━━ Records shown ━━

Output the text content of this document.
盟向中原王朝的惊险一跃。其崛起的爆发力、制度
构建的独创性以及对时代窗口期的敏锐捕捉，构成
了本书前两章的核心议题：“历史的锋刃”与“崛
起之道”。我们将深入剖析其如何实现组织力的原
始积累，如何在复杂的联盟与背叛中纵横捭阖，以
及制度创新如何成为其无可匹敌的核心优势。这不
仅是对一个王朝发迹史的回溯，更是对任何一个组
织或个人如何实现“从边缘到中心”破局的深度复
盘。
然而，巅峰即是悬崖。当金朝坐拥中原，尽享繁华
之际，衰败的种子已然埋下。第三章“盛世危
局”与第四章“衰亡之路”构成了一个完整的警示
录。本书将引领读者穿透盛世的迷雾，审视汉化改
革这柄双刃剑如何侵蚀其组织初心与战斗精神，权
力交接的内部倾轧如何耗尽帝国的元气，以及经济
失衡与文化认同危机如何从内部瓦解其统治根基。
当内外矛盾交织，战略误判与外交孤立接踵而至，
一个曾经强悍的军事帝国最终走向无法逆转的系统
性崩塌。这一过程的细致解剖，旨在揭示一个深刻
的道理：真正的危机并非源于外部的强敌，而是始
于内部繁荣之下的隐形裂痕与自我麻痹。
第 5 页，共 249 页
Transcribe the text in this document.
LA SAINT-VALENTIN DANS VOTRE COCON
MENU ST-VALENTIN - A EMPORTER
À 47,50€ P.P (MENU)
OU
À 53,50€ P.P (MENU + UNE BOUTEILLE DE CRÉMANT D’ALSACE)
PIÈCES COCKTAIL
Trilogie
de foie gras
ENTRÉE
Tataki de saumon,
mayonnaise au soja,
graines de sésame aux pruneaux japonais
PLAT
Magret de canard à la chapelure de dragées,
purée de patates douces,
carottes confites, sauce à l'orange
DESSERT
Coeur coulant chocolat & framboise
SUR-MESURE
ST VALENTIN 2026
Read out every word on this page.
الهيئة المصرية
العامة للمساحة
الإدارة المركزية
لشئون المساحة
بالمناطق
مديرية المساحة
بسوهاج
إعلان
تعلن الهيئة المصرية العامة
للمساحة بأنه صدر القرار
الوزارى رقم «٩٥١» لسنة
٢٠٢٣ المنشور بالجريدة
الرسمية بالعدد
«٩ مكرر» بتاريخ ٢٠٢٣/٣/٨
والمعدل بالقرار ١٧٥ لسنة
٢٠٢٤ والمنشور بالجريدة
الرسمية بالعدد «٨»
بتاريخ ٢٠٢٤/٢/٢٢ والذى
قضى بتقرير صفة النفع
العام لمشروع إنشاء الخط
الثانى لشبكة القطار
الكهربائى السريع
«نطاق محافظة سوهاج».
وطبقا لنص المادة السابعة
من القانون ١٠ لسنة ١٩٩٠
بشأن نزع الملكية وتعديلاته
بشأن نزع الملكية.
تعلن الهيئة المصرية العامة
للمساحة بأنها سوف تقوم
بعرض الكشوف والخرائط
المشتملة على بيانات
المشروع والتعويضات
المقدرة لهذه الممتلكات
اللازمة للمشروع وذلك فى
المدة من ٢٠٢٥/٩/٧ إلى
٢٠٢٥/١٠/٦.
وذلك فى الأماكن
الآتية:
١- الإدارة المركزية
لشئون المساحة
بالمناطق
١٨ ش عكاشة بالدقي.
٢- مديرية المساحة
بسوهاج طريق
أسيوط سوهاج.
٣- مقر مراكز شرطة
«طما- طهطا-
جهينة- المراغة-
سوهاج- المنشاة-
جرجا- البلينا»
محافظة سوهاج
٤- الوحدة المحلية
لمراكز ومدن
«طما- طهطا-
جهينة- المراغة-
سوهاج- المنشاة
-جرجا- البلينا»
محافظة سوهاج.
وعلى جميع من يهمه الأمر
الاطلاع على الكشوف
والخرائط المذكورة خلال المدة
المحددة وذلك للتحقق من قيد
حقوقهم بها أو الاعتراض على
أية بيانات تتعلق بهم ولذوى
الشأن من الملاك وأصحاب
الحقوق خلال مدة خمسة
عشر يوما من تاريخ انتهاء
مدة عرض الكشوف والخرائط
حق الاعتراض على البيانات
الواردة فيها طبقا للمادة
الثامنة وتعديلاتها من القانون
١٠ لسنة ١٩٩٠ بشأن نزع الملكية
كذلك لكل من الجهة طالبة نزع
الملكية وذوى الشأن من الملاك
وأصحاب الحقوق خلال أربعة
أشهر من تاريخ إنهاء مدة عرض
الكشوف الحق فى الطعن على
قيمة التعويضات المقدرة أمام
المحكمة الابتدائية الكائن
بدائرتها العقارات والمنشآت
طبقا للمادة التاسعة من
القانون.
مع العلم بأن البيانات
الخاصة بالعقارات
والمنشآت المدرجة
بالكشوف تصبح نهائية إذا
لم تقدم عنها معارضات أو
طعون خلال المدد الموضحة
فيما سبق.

━━━

• _Problem description_: Which lines of the material contain the string "الملاك"? List each of them.

• _The output_:
الشأن من الملاك وأصحاب
الملكية وذوى الشأن من الملاك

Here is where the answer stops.